-- START OF Excerpt provided --
Guile-Emacs is now being developed by a democratic workers cooperative,
focused on development of the project itself and related components of
the GNU system.
In this talk, I'll cover:
- What is Guile-Emacs, in terms of its goals and general architecture?
Why is Guile well-suited to the goals of the project?
- How did the Guile-Emacs project begin, and what is its status today?
- What are the immediate tasks for Guile-Emacs development, and how
will they improve Guile-Emacs itself as well as its component
projects?
- How are our long-term goals for Guile-Emacs connected to the spirit of
Emacs and the GNU Project in general? What do we envision for the
future of GNU Emacs?
- How can you get involved with and support this effort?
Along the way, we'll show live demos of Guile-Emacs itself and its
extensions to Emacs Lisp.
About the speaker:
Robin Templeton is a free software advocate who enjoys programming
language design and exploring system architecture. Their fascination
with Emacs and Lisp lead them to begin work on the then-hypothetical
Guile-Emacs project during their university studies. If given the
opportunity and interest, they will bless an interested listener with a
treasure trove of obscure Lisp history.
Guile-Emacs seeks to provide new foundations for Emacs, integrating
Emacs and Guile via a new Elisp implementation. We envision a
significant role for Emacs within the GNU Project, becoming a central
part of a "Lisp machine for the 21st century".
# Discussion
## Questions and answers
- Q: About fibers: My understanding is that the problem with making Elisp concurrent is that none of the data structures (buffer, cons, vector, window etc) are concurrency-safe. How do fibers help with this?
- A: Fibers do not provide thread-safety for any of the existing
data structures. They are useful for building things that
don\'t use Emacs data structures, like a network client that
reads a \"stream\". Fibers can introduce new data structures
that are thread-safe, like \"thread-local buffers\".
- Q: \ You mentnioned that Emacs is roughly 25% written in C.
Do you have a rough idea of how much of Guile is written in C? Could
it be an improvement to make libguile a dependency of Emacs?
- A: The problem is not the quantity of C, but that there is C
involved at every single level/layer of computation in Emacs.
This makes it difficult to use concepts like delimited
continuations, that can make it easy to implement Emacs concepts
more simply.
- A: About guile: it\'s about 1/2 C.
- Q: A Common Lisp implementation for Guile sounds really cool! Is there already work on this underway?
- A: Yes, Robin is working on it, but focuses more on research on
how to do a polyglot lisp environnement where elisp and
common-lisp can work together (with lisp 1 vs lisp 2 issues with
different name spaces, package and module system interaction,
\...). If you are interested, the guile project will work on it.
-- END OF Excerpt provided --
-- START OF Data supplied --
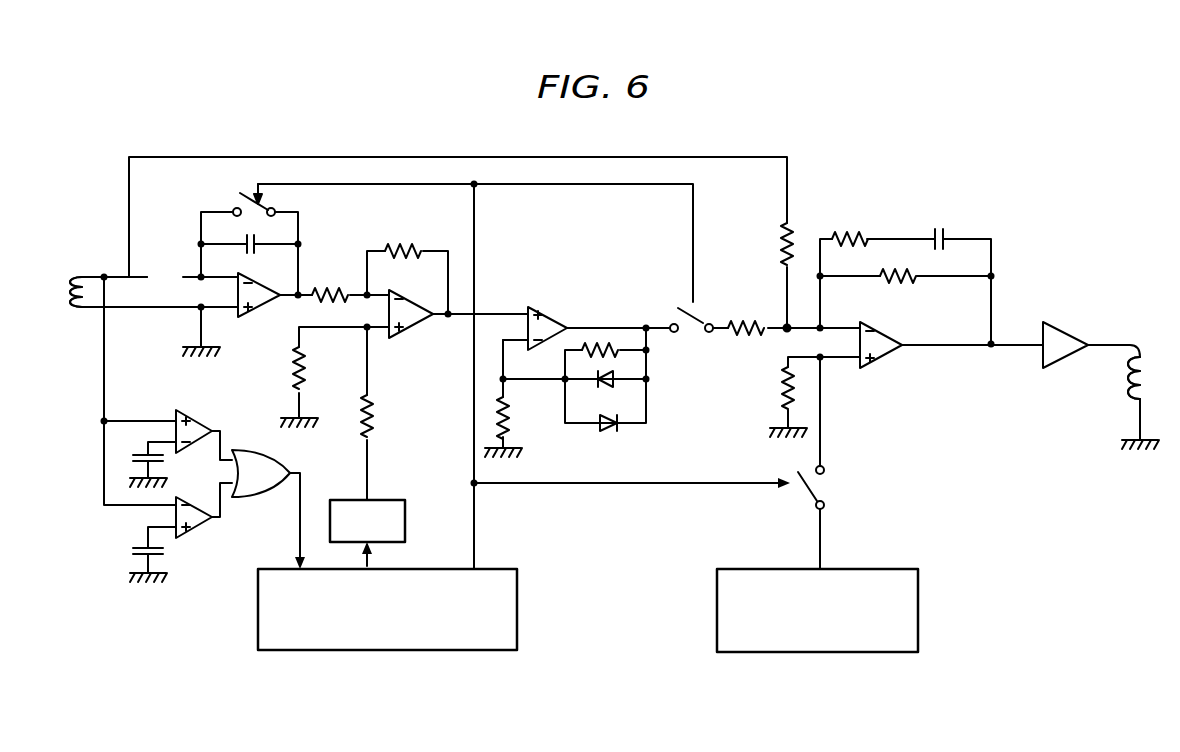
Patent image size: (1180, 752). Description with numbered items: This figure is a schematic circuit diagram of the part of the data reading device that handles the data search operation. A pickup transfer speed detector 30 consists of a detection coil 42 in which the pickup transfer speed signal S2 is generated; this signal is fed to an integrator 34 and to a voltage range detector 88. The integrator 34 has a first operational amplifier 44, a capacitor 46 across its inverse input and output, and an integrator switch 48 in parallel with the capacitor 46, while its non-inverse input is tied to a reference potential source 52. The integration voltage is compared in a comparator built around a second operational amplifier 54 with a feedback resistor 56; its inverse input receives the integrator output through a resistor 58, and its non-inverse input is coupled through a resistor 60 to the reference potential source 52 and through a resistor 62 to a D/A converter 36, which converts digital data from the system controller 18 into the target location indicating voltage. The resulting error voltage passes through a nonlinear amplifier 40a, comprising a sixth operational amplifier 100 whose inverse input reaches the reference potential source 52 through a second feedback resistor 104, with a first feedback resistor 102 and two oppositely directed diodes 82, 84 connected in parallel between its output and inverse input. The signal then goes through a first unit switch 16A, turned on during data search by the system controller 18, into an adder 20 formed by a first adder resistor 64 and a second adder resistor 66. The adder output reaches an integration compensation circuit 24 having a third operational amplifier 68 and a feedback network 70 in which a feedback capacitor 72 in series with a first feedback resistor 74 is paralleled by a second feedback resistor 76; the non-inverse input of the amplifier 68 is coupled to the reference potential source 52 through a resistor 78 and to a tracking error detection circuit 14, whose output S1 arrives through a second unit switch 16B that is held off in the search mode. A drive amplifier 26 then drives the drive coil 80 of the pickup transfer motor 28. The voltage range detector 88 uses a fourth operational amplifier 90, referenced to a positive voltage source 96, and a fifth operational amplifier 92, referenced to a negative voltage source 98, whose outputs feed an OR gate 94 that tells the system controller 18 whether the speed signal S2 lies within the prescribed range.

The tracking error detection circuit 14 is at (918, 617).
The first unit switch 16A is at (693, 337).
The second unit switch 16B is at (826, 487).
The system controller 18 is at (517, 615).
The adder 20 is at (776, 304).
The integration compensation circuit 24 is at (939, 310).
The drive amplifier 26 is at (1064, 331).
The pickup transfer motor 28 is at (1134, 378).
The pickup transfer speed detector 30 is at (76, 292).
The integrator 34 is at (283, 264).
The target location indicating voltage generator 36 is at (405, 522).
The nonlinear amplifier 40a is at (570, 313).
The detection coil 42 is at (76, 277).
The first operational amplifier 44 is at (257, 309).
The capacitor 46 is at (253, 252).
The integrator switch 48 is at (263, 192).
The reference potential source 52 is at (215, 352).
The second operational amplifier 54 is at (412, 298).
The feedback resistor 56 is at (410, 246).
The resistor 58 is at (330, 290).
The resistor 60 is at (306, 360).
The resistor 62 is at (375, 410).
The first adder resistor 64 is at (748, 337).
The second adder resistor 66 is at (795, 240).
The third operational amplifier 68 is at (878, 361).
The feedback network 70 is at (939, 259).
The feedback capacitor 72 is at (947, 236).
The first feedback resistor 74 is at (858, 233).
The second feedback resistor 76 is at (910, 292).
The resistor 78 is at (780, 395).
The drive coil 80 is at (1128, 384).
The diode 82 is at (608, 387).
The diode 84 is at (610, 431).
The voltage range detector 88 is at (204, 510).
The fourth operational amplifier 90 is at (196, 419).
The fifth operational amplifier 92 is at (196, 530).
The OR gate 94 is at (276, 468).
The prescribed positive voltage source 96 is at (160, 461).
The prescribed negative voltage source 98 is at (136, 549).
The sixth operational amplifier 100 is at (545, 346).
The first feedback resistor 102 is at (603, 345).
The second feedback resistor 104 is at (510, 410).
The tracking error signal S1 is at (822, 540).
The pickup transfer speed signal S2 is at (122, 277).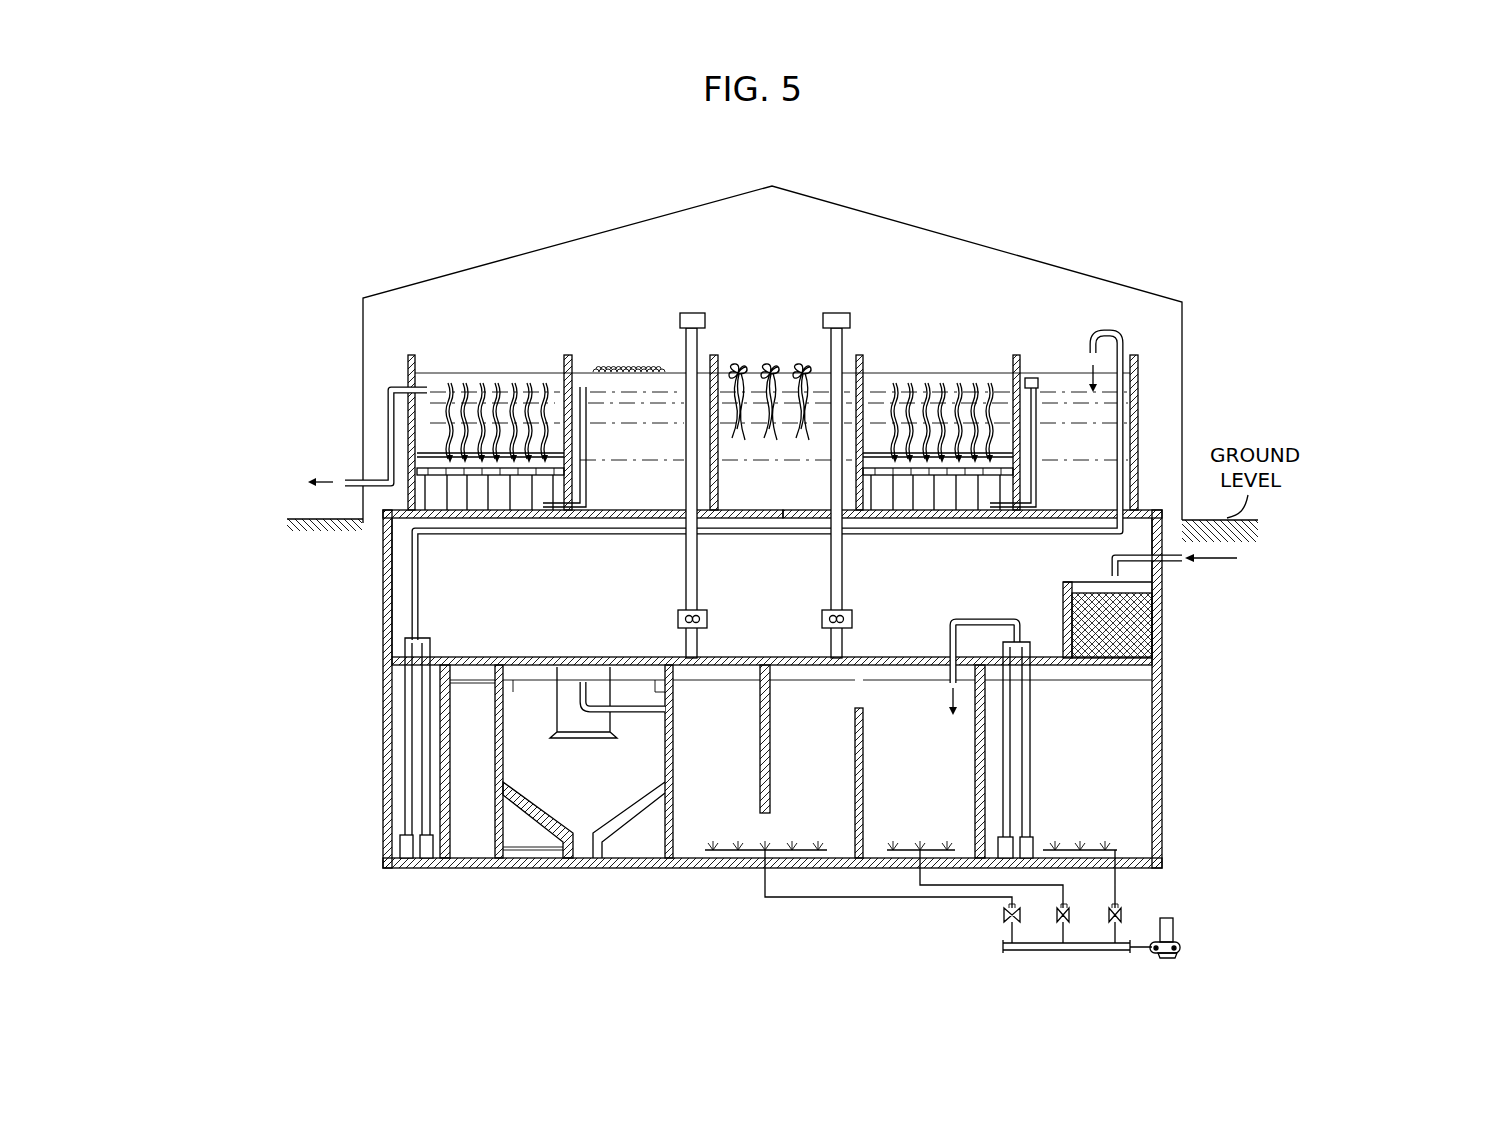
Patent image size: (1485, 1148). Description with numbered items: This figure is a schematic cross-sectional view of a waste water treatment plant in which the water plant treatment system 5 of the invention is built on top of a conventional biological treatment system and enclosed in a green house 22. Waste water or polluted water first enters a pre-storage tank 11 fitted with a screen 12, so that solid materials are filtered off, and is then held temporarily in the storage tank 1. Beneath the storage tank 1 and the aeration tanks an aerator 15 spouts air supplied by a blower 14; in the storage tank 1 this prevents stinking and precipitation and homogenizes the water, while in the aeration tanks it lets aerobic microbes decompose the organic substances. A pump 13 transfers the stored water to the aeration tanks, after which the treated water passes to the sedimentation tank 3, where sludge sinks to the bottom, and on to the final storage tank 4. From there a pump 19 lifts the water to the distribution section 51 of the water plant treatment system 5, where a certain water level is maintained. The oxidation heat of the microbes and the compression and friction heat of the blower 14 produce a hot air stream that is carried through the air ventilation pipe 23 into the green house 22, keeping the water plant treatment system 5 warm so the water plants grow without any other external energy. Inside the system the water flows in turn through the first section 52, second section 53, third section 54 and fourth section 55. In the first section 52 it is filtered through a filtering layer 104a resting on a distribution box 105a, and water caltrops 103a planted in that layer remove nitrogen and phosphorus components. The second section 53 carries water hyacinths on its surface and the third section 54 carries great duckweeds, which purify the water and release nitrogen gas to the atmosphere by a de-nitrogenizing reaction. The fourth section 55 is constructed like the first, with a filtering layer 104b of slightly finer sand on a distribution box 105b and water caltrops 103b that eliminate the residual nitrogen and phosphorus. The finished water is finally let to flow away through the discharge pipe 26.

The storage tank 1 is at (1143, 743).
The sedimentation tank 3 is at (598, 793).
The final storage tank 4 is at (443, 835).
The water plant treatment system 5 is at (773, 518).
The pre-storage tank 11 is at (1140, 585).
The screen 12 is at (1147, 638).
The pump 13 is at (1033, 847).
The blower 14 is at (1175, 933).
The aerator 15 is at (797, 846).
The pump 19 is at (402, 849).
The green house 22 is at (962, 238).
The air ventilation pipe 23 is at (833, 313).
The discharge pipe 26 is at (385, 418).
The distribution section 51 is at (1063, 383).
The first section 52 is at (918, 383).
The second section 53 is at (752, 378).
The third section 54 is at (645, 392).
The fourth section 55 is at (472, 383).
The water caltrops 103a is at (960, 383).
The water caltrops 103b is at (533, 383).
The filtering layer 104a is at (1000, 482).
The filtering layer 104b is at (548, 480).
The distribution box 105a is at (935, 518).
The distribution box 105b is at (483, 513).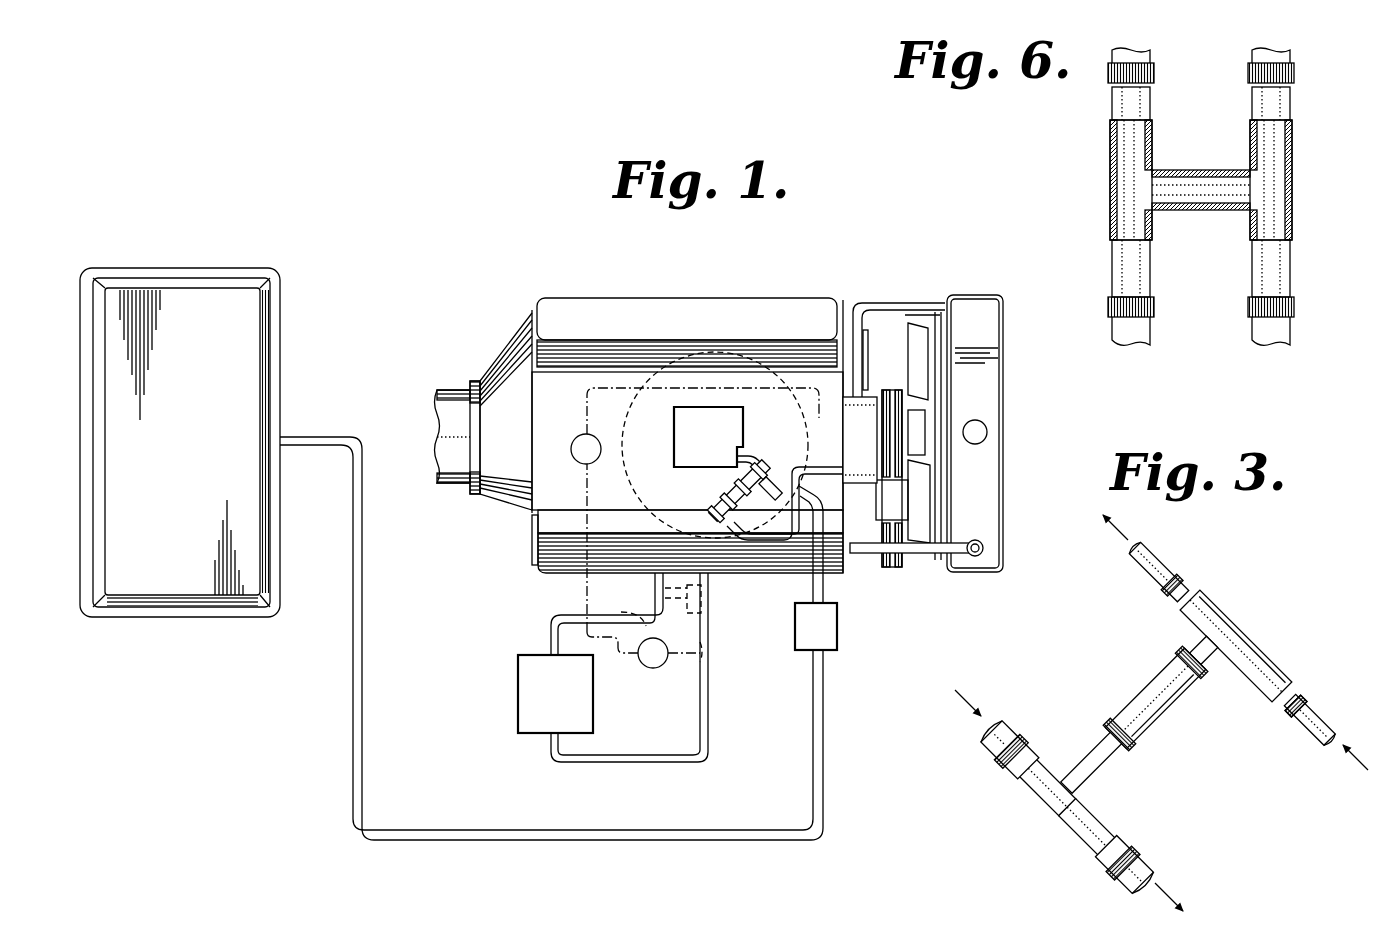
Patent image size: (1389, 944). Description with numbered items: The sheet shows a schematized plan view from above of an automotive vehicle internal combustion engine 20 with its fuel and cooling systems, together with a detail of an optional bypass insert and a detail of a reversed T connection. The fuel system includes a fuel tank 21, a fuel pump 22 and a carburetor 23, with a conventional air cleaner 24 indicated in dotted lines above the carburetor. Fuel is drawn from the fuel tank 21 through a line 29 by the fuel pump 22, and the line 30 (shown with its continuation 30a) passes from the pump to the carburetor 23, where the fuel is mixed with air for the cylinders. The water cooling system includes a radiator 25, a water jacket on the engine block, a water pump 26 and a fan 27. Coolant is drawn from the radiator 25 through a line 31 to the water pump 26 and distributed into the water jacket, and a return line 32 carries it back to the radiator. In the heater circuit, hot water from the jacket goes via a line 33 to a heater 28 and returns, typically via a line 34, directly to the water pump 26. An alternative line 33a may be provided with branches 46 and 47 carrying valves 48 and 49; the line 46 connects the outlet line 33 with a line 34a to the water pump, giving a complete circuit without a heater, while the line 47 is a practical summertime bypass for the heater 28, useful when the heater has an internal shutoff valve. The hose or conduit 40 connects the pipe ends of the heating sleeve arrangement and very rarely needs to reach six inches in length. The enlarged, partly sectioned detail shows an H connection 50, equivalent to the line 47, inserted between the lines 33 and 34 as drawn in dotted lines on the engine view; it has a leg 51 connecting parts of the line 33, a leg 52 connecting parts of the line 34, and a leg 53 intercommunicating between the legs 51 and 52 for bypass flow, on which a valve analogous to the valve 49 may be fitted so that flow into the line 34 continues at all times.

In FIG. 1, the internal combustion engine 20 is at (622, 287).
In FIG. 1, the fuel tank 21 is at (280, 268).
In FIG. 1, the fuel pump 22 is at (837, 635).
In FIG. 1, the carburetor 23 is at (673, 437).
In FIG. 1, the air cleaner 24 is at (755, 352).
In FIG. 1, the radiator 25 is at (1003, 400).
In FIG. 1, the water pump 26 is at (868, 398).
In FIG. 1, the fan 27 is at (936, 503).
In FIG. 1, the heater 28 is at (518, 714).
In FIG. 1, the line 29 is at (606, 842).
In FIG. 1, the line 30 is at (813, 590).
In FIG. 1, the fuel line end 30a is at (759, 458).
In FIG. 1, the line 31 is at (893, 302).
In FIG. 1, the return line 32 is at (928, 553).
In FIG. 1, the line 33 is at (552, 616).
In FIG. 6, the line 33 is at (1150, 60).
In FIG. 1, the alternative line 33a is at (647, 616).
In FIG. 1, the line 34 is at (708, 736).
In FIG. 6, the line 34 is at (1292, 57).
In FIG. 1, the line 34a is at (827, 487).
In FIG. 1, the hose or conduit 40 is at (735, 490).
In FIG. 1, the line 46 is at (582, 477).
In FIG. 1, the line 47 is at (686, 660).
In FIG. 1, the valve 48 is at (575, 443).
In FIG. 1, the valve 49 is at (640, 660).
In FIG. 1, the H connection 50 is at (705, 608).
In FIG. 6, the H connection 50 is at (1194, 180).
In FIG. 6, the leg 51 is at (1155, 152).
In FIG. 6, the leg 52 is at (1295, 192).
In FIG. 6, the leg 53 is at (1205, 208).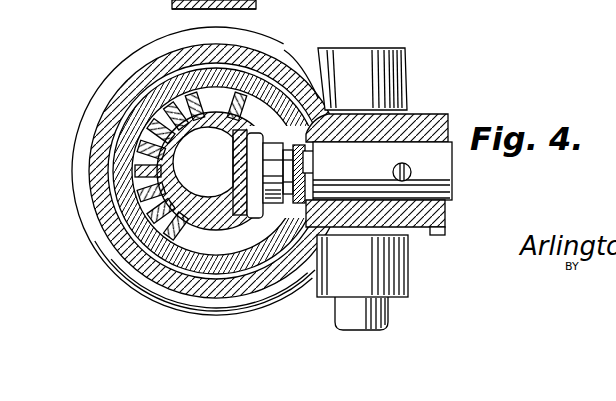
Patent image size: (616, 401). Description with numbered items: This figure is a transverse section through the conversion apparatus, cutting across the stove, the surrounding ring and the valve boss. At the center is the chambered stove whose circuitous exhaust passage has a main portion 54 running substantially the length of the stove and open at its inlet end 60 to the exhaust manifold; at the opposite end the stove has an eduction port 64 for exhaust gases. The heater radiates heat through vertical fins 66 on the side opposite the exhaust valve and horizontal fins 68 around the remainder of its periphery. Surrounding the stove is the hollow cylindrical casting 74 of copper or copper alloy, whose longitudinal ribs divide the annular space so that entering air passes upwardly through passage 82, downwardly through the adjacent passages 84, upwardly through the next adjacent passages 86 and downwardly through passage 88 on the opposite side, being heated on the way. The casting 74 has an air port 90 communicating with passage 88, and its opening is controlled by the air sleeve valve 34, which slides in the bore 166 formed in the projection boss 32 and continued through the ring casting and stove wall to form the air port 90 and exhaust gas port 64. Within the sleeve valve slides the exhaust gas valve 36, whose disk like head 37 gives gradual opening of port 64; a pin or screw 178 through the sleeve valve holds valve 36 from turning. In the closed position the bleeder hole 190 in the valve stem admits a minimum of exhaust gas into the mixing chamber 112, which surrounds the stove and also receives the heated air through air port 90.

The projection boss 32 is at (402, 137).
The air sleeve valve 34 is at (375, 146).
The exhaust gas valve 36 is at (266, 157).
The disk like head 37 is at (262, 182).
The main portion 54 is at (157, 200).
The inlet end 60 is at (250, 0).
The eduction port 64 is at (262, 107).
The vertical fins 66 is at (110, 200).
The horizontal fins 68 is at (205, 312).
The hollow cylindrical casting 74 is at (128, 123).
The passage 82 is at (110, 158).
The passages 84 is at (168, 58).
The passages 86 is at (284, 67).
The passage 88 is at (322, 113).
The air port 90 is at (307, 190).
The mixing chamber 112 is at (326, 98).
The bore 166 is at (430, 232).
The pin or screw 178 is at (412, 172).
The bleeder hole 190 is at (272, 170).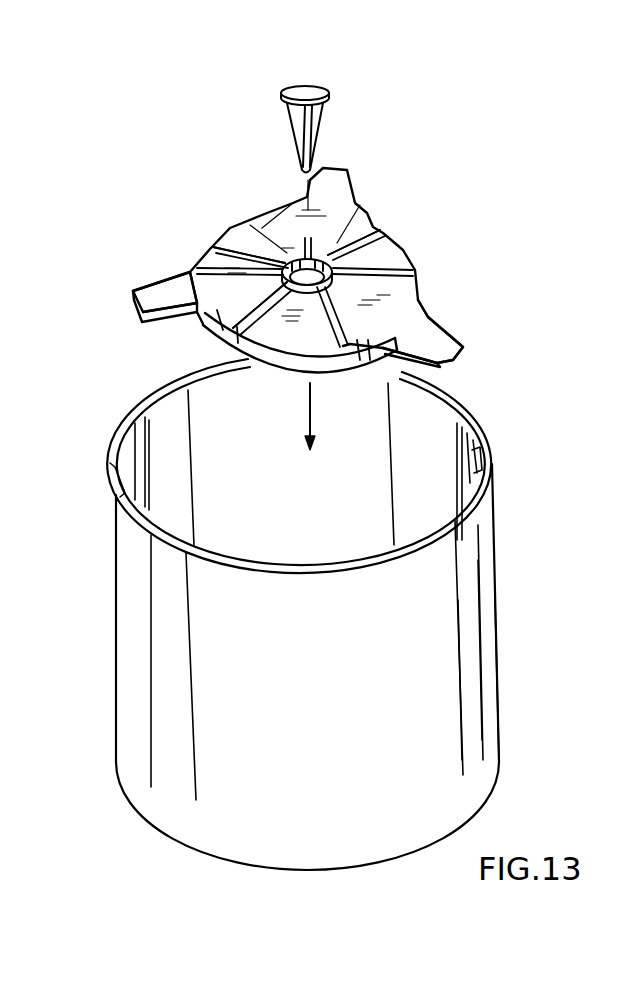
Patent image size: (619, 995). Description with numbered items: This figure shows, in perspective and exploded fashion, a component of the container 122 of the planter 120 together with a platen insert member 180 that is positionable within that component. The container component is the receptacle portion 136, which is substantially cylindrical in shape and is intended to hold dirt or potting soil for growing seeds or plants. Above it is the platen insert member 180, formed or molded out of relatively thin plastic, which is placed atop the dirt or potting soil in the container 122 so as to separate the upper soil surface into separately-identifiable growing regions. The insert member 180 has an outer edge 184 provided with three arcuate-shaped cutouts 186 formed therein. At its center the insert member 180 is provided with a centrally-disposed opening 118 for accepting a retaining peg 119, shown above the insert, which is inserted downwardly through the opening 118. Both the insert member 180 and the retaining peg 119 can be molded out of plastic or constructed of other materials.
-- END OF Data supplied --
* _Work instructions_
Please answer from the Guile-Emacs talk description: roughly how much of Guile is written in C? The records have no connection to the text.

* _Task result_
About half of Guile is written in C.